++++ Records for the task
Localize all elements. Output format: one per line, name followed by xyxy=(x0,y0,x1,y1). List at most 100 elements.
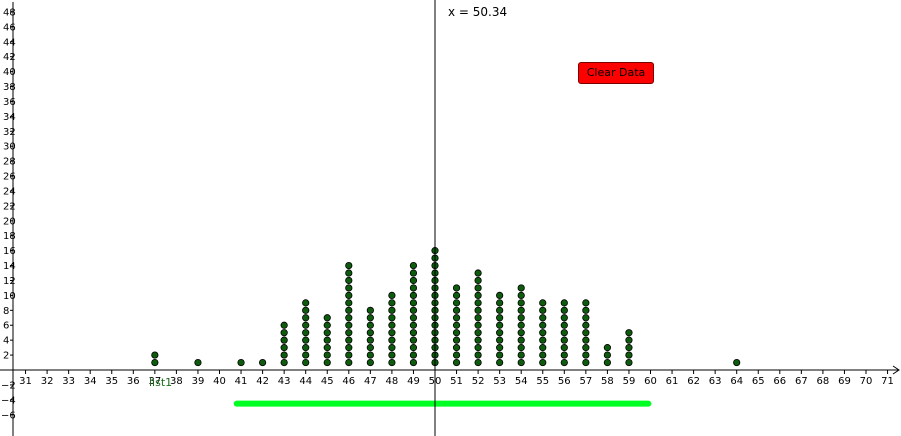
++++++++
++++ Records for the task
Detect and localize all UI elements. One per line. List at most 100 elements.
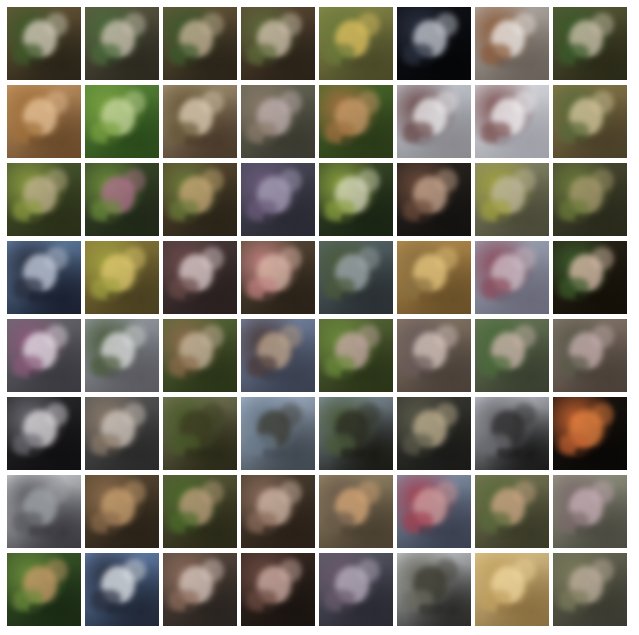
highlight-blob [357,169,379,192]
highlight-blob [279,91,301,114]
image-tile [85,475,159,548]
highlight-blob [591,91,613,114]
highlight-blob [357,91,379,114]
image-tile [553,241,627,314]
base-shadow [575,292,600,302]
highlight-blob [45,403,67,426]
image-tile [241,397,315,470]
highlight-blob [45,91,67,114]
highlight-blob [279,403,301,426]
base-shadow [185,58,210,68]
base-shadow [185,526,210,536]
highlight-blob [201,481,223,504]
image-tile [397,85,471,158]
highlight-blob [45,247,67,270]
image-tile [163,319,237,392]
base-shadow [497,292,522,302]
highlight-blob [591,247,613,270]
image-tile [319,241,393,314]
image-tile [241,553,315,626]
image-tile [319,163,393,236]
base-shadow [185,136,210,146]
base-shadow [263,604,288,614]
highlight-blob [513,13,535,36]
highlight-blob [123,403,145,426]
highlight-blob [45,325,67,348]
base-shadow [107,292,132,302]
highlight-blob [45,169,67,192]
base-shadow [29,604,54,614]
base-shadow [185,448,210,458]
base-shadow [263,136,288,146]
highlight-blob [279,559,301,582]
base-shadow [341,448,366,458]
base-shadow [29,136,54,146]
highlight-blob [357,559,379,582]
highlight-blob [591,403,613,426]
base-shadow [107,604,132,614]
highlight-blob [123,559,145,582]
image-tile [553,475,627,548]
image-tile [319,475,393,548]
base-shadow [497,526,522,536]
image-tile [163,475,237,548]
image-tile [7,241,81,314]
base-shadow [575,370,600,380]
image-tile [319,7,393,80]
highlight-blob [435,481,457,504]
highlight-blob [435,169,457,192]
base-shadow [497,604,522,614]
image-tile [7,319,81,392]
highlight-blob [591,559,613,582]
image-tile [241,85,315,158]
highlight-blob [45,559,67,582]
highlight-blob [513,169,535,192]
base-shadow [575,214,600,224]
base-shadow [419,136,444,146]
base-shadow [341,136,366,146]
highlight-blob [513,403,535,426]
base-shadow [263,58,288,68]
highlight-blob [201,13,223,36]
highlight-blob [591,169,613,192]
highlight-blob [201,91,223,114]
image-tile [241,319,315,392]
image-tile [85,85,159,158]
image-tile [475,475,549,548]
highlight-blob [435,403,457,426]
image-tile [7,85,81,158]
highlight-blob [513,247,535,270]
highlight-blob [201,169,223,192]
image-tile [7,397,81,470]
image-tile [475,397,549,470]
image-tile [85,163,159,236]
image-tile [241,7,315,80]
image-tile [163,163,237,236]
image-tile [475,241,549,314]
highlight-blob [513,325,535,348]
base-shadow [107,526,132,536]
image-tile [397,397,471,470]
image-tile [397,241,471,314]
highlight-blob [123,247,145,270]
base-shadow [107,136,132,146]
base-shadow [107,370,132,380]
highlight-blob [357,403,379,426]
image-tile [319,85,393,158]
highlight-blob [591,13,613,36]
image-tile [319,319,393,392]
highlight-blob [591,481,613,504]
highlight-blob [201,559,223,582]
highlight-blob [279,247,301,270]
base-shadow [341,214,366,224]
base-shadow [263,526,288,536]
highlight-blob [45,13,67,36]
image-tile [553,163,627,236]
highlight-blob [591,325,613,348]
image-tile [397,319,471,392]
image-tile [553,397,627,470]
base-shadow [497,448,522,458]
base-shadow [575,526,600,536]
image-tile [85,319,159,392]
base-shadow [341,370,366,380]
++++++++
++++ Records for the task
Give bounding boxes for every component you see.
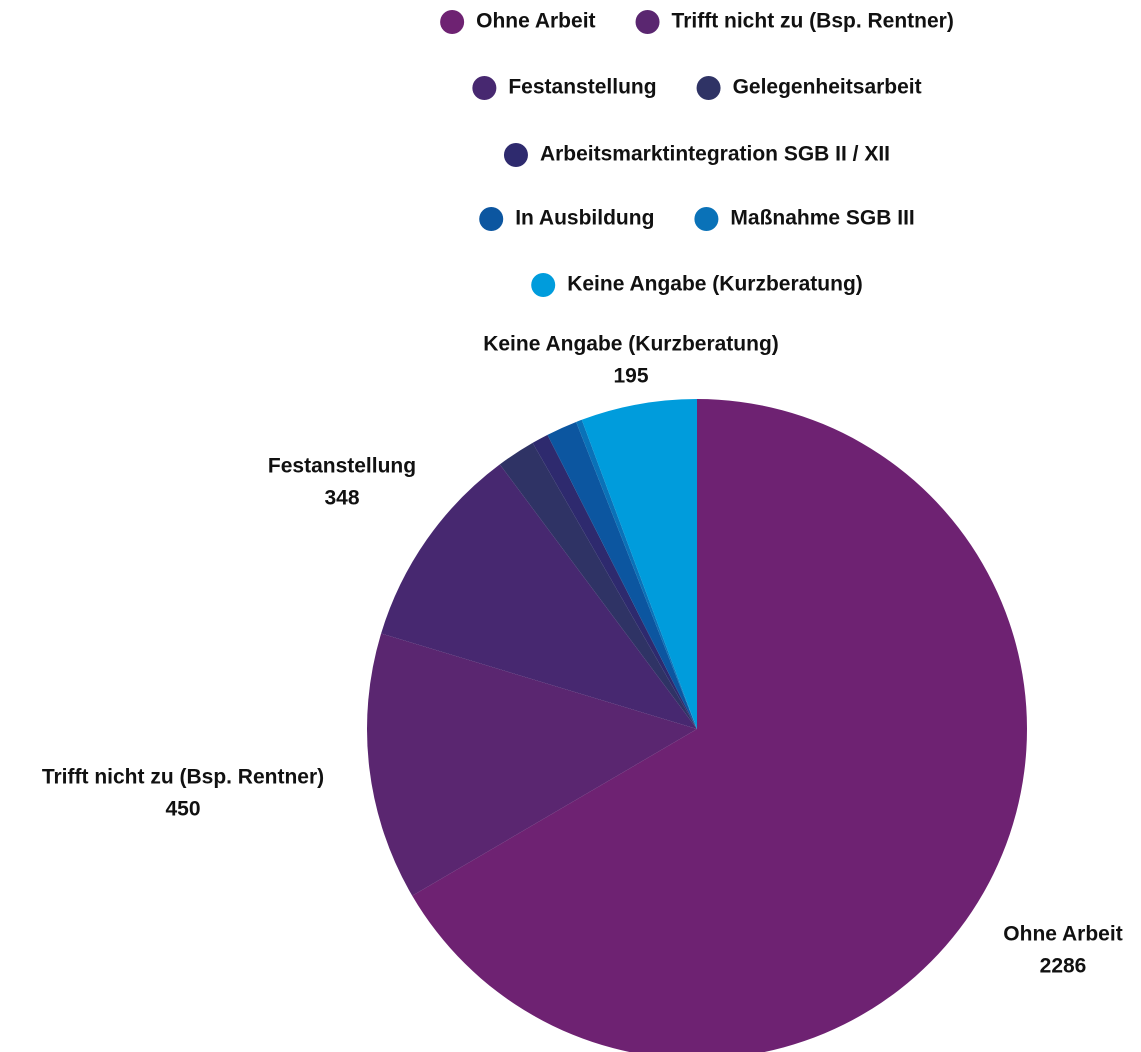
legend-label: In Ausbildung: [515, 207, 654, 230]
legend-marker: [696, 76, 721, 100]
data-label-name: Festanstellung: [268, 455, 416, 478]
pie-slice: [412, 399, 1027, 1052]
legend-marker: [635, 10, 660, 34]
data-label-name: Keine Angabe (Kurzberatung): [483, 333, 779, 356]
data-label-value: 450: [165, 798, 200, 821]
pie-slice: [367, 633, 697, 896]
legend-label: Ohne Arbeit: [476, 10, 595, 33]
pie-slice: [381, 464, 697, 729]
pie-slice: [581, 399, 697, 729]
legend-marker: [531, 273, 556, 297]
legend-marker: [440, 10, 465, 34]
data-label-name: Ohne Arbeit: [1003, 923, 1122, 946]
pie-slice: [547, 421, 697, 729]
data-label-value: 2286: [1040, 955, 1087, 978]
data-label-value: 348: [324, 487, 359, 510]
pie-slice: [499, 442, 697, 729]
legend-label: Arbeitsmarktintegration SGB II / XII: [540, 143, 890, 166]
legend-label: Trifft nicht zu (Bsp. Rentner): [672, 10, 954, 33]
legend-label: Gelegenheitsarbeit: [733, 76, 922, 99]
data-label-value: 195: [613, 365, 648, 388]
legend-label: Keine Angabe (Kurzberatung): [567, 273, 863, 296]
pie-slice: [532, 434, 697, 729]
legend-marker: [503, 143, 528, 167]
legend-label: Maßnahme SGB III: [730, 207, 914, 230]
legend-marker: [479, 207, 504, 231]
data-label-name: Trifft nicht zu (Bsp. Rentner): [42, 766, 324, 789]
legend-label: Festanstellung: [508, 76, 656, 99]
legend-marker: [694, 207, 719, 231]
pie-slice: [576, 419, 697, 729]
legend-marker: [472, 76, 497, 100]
++++++++
- To do: Rewrite the records that open with the line containing "Give bounding boxes" and close with the line containing "data-label-value: 450: [165, 798, 200, 821]", swapping "legend-marker" for "legend-swatch" and keeping everything else unchanged. Give only those lines, and leave the pictures out.

- Answer to the problem:
Give bounding boxes for every component you see.
legend-label: In Ausbildung: [515, 207, 654, 230]
legend-swatch: [696, 76, 721, 100]
data-label-name: Festanstellung: [268, 455, 416, 478]
pie-slice: [412, 399, 1027, 1052]
legend-swatch: [635, 10, 660, 34]
data-label-name: Keine Angabe (Kurzberatung): [483, 333, 779, 356]
data-label-value: 450: [165, 798, 200, 821]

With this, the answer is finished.